▸ **Goal**: The material below should be written out in full and exactly; pictures stay out of the copy.

--- Start Provided data ---

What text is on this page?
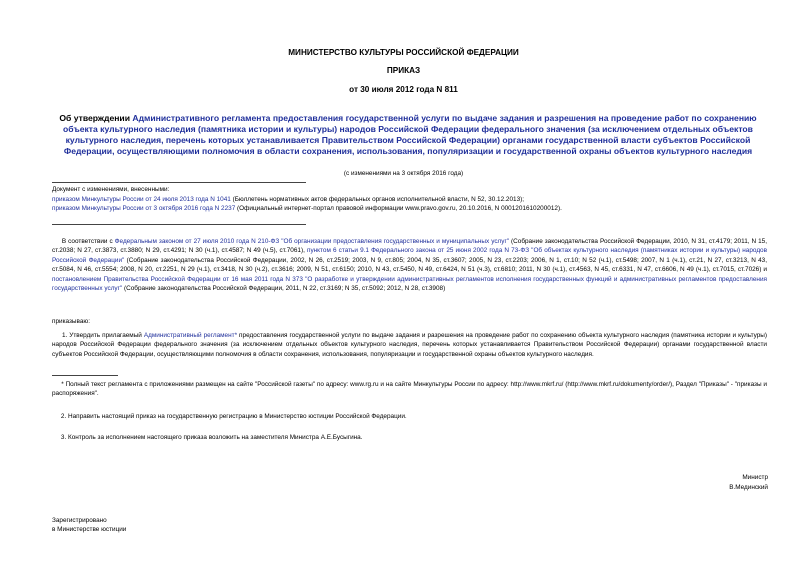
МИНИСТЕРСТВО КУЛЬТУРЫ РОССИЙСКОЙ ФЕДЕРАЦИИ
ПРИКАЗ
от 30 июля 2012 года N 811
Об утверждении Административного регламента предоставления государственной услуги по выдаче задания и разрешения на проведение работ по сохранению объекта культурного наследия (памятника истории и культуры) народов Российской Федерации федерального значения (за исключением отдельных объектов культурного наследия, перечень которых устанавливается Правительством Российской Федерации) органами государственной власти субъектов Российской Федерации, осуществляющими полномочия в области сохранения, использования, популяризации и государственной охраны объектов культурного наследия
(с изменениями на 3 октября 2016 года)
Документ с изменениями, внесенными:
приказом Минкультуры России от 24 июля 2013 года N 1041 (Бюллетень нормативных актов федеральных органов исполнительной власти, N 52, 30.12.2013);
приказом Минкультуры России от 3 октября 2016 года N 2237 (Официальный интернет-портал правовой информации www.pravo.gov.ru, 20.10.2016, N 0001201610200012).

В соответствии с Федеральным законом от 27 июля 2010 года N 210-ФЗ "Об организации предоставления государственных и муниципальных услуг" (Собрание законодательства Российской Федерации, 2010, N 31, ст.4179; 2011, N 15, ст.2038; N 27, ст.3873, ст.3880; N 29, ст.4291; N 30 (ч.1), ст.4587; N 49 (ч.5), ст.7061), пунктом 6 статьи 9.1 Федерального закона от 25 июня 2002 года N 73-ФЗ "Об объектах культурного наследия (памятниках истории и культуры) народов Российской Федерации" (Собрание законодательства Российской Федерации, 2002, N 26, ст.2519; 2003, N 9, ст.805; 2004, N 35, ст.3607; 2005, N 23, ст.2203; 2006, N 1, ст.10; N 52 (ч.1), ст.5498; 2007, N 1 (ч.1), ст.21, N 27, ст.3213, N 43, ст.5084, N 46, ст.5554; 2008, N 20, ст.2251, N 29 (ч.1), ст.3418, N 30 (ч.2), ст.3616; 2009, N 51, ст.6150; 2010, N 43, ст.5450, N 49, ст.6424, N 51 (ч.3), ст.6810; 2011, N 30 (ч.1), ст.4563, N 45, ст.6331, N 47, ст.6606, N 49 (ч.1), ст.7015, ст.7026) и постановлением Правительства Российской Федерации от 16 мая 2011 года N 373 "О разработке и утверждении административных регламентов исполнения государственных функций и административных регламентов предоставления государственных услуг" (Собрание законодательства Российской Федерации, 2011, N 22, ст.3169; N 35, ст.5092; 2012, N 28, ст.3908)

приказываю:

1. Утвердить прилагаемый Административный регламент* предоставления государственной услуги по выдаче задания и разрешения на проведение работ по сохранению объекта культурного наследия (памятника истории и культуры) народов Российской Федерации федерального значения (за исключением отдельных объектов культурного наследия, перечень которых устанавливается Правительством Российской Федерации) органами государственной власти субъектов Российской Федерации, осуществляющими полномочия в области сохранения, использования, популяризации и государственной охраны объектов культурного наследия.

* Полный текст регламента с приложениями размещен на сайте "Российской газеты" по адресу: www.rg.ru и на сайте Минкультуры России по адресу: http://www.mkrf.ru/ (http://www.mkrf.ru/dokumenty/order/), Раздел "Приказы" - "приказы и распоряжения".

2. Направить настоящий приказ на государственную регистрацию в Министерство юстиции Российской Федерации.

3. Контроль за исполнением настоящего приказа возложить на заместителя Министра А.Е.Бусыгина.

Министр
В.Мединский
Зарегистрировано
в Министерстве юстиции
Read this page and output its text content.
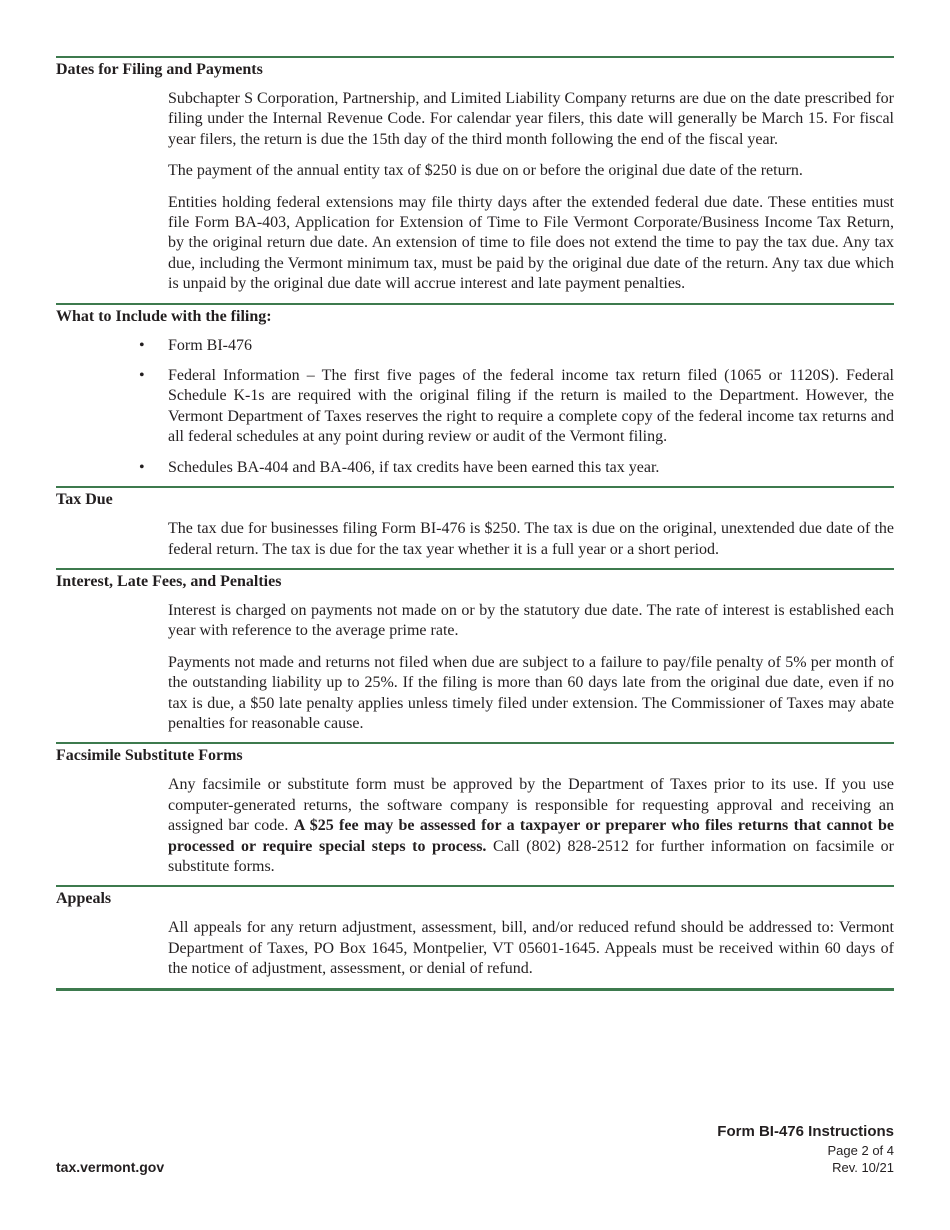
Dates for Filing and Payments

Subchapter S Corporation, Partnership, and Limited Liability Company returns are due on the date prescribed for filing under the Internal Revenue Code. For calendar year filers, this date will generally be March 15. For fiscal year filers, the return is due the 15th day of the third month following the end of the fiscal year.

The payment of the annual entity tax of $250 is due on or before the original due date of the return.

Entities holding federal extensions may file thirty days after the extended federal due date. These entities must file Form BA-403, Application for Extension of Time to File Vermont Corporate/Business Income Tax Return, by the original return due date. An extension of time to file does not extend the time to pay the tax due. Any tax due, including the Vermont minimum tax, must be paid by the original due date of the return. Any tax due which is unpaid by the original due date will accrue interest and late payment penalties.

What to Include with the filing:
• Form BI-476
• Federal Information – The first five pages of the federal income tax return filed (1065 or 1120S). Federal Schedule K-1s are required with the original filing if the return is mailed to the Department. However, the Vermont Department of Taxes reserves the right to require a complete copy of the federal income tax returns and all federal schedules at any point during review or audit of the Vermont filing.
• Schedules BA-404 and BA-406, if tax credits have been earned this tax year.
Tax Due

The tax due for businesses filing Form BI-476 is $250. The tax is due on the original, unextended due date of the federal return. The tax is due for the tax year whether it is a full year or a short period.

Interest, Late Fees, and Penalties

Interest is charged on payments not made on or by the statutory due date. The rate of interest is established each year with reference to the average prime rate.

Payments not made and returns not filed when due are subject to a failure to pay/file penalty of 5% per month of the outstanding liability up to 25%. If the filing is more than 60 days late from the original due date, even if no tax is due, a $50 late penalty applies unless timely filed under extension. The Commissioner of Taxes may abate penalties for reasonable cause.

Facsimile Substitute Forms

Any facsimile or substitute form must be approved by the Department of Taxes prior to its use. If you use computer-generated returns, the software company is responsible for requesting approval and receiving an assigned bar code. A $25 fee may be assessed for a taxpayer or preparer who files returns that cannot be processed or require special steps to process. Call (802) 828-2512 for further information on facsimile or substitute forms.

Appeals

All appeals for any return adjustment, assessment, bill, and/or reduced refund should be addressed to: Vermont Department of Taxes, PO Box 1645, Montpelier, VT 05601-1645. Appeals must be received within 60 days of the notice of adjustment, assessment, or denial of refund.

tax.vermont.gov
Form BI-476 Instructions
Page 2 of 4
Rev. 10/21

--- End Provided data ---

▸ **Answer to the exercise**:
What text is on this page?
МИНИСТЕРСТВО КУЛЬТУРЫ РОССИЙСКОЙ ФЕДЕРАЦИИ
ПРИКАЗ
от 30 июля 2012 года N 811
Об утверждении Административного регламента предоставления государственной услуги по выдаче задания и разрешения на проведение работ по сохранению объекта культурного наследия (памятника истории и культуры) народов Российской Федерации федерального значения (за исключением отдельных объектов культурного наследия, перечень которых устанавливается Правительством Российской Федерации) органами государственной власти субъектов Российской Федерации, осуществляющими полномочия в области сохранения, использования, популяризации и государственной охраны объектов культурного наследия
(с изменениями на 3 октября 2016 года)
Документ с изменениями, внесенными:
приказом Минкультуры России от 24 июля 2013 года N 1041 (Бюллетень нормативных актов федеральных органов исполнительной власти, N 52, 30.12.2013);
приказом Минкультуры России от 3 октября 2016 года N 2237 (Официальный интернет-портал правовой информации www.pravo.gov.ru, 20.10.2016, N 0001201610200012).

В соответствии с Федеральным законом от 27 июля 2010 года N 210-ФЗ "Об организации предоставления государственных и муниципальных услуг" (Собрание законодательства Российской Федерации, 2010, N 31, ст.4179; 2011, N 15, ст.2038; N 27, ст.3873, ст.3880; N 29, ст.4291; N 30 (ч.1), ст.4587; N 49 (ч.5), ст.7061), пунктом 6 статьи 9.1 Федерального закона от 25 июня 2002 года N 73-ФЗ "Об объектах культурного наследия (памятниках истории и культуры) народов Российской Федерации" (Собрание законодательства Российской Федерации, 2002, N 26, ст.2519; 2003, N 9, ст.805; 2004, N 35, ст.3607; 2005, N 23, ст.2203; 2006, N 1, ст.10; N 52 (ч.1), ст.5498; 2007, N 1 (ч.1), ст.21, N 27, ст.3213, N 43, ст.5084, N 46, ст.5554; 2008, N 20, ст.2251, N 29 (ч.1), ст.3418, N 30 (ч.2), ст.3616; 2009, N 51, ст.6150; 2010, N 43, ст.5450, N 49, ст.6424, N 51 (ч.3), ст.6810; 2011, N 30 (ч.1), ст.4563, N 45, ст.6331, N 47, ст.6606, N 49 (ч.1), ст.7015, ст.7026) и постановлением Правительства Российской Федерации от 16 мая 2011 года N 373 "О разработке и утверждении административных регламентов исполнения государственных функций и административных регламентов предоставления государственных услуг" (Собрание законодательства Российской Федерации, 2011, N 22, ст.3169; N 35, ст.5092; 2012, N 28, ст.3908)

приказываю:

1. Утвердить прилагаемый Административный регламент* предоставления государственной услуги по выдаче задания и разрешения на проведение работ по сохранению объекта культурного наследия (памятника истории и культуры) народов Российской Федерации федерального значения (за исключением отдельных объектов культурного наследия, перечень которых устанавливается Правительством Российской Федерации) органами государственной власти субъектов Российской Федерации, осуществляющими полномочия в области сохранения, использования, популяризации и государственной охраны объектов культурного наследия.

* Полный текст регламента с приложениями размещен на сайте "Российской газеты" по адресу: www.rg.ru и на сайте Минкультуры России по адресу: http://www.mkrf.ru/ (http://www.mkrf.ru/dokumenty/order/), Раздел "Приказы" - "приказы и распоряжения".

2. Направить настоящий приказ на государственную регистрацию в Министерство юстиции Российской Федерации.

3. Контроль за исполнением настоящего приказа возложить на заместителя Министра А.Е.Бусыгина.

Министр
В.Мединский
Зарегистрировано
в Министерстве юстиции
Read this page and output its text content.
Dates for Filing and Payments

Subchapter S Corporation, Partnership, and Limited Liability Company returns are due on the date prescribed for filing under the Internal Revenue Code. For calendar year filers, this date will generally be March 15. For fiscal year filers, the return is due the 15th day of the third month following the end of the fiscal year.

The payment of the annual entity tax of $250 is due on or before the original due date of the return.

Entities holding federal extensions may file thirty days after the extended federal due date. These entities must file Form BA-403, Application for Extension of Time to File Vermont Corporate/Business Income Tax Return, by the original return due date. An extension of time to file does not extend the time to pay the tax due. Any tax due, including the Vermont minimum tax, must be paid by the original due date of the return. Any tax due which is unpaid by the original due date will accrue interest and late payment penalties.

What to Include with the filing:
• Form BI-476
• Federal Information – The first five pages of the federal income tax return filed (1065 or 1120S). Federal Schedule K-1s are required with the original filing if the return is mailed to the Department. However, the Vermont Department of Taxes reserves the right to require a complete copy of the federal income tax returns and all federal schedules at any point during review or audit of the Vermont filing.
• Schedules BA-404 and BA-406, if tax credits have been earned this tax year.
Tax Due

The tax due for businesses filing Form BI-476 is $250. The tax is due on the original, unextended due date of the federal return. The tax is due for the tax year whether it is a full year or a short period.

Interest, Late Fees, and Penalties

Interest is charged on payments not made on or by the statutory due date. The rate of interest is established each year with reference to the average prime rate.

Payments not made and returns not filed when due are subject to a failure to pay/file penalty of 5% per month of the outstanding liability up to 25%. If the filing is more than 60 days late from the original due date, even if no tax is due, a $50 late penalty applies unless timely filed under extension. The Commissioner of Taxes may abate penalties for reasonable cause.

Facsimile Substitute Forms

Any facsimile or substitute form must be approved by the Department of Taxes prior to its use. If you use computer-generated returns, the software company is responsible for requesting approval and receiving an assigned bar code. A $25 fee may be assessed for a taxpayer or preparer who files returns that cannot be processed or require special steps to process. Call (802) 828-2512 for further information on facsimile or substitute forms.

Appeals

All appeals for any return adjustment, assessment, bill, and/or reduced refund should be addressed to: Vermont Department of Taxes, PO Box 1645, Montpelier, VT 05601-1645. Appeals must be received within 60 days of the notice of adjustment, assessment, or denial of refund.

tax.vermont.gov
Form BI-476 Instructions
Page 2 of 4
Rev. 10/21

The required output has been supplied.